The listing below should be copied in full, word for word.

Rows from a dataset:

▽

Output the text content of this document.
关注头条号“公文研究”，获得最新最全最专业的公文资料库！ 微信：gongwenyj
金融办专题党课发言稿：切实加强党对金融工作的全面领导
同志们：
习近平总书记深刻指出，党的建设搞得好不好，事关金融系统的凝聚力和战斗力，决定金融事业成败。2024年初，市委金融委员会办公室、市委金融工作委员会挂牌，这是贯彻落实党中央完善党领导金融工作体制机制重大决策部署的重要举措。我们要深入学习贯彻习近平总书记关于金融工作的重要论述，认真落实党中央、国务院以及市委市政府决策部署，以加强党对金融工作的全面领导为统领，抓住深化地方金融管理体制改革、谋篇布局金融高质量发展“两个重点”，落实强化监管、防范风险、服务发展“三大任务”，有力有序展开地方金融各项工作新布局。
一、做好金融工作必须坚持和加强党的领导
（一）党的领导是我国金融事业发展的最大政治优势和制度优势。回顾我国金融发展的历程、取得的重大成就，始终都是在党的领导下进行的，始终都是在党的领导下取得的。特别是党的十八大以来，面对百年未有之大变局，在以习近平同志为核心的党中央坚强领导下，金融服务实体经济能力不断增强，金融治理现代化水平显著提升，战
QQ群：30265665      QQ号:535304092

△

__Solution for this task__:
Output the text content of this document.
关注头条号“公文研究”，获得最新最全最专业的公文资料库！ 微信：gongwenyj
金融办专题党课发言稿：切实加强党对金融工作的全面领导
同志们：
习近平总书记深刻指出，党的建设搞得好不好，事关金融系统的凝聚力和战斗力，决定金融事业成败。2024年初，市委金融委员会办公室、市委金融工作委员会挂牌，这是贯彻落实党中央完善党领导金融工作体制机制重大决策部署的重要举措。我们要深入学习贯彻习近平总书记关于金融工作的重要论述，认真落实党中央、国务院以及市委市政府决策部署，以加强党对金融工作的全面领导为统领，抓住深化地方金融管理体制改革、谋篇布局金融高质量发展“两个重点”，落实强化监管、防范风险、服务发展“三大任务”，有力有序展开地方金融各项工作新布局。
一、做好金融工作必须坚持和加强党的领导
（一）党的领导是我国金融事业发展的最大政治优势和制度优势。回顾我国金融发展的历程、取得的重大成就，始终都是在党的领导下进行的，始终都是在党的领导下取得的。特别是党的十八大以来，面对百年未有之大变局，在以习近平同志为核心的党中央坚强领导下，金融服务实体经济能力不断增强，金融治理现代化水平显著提升，战
QQ群：30265665      QQ号:535304092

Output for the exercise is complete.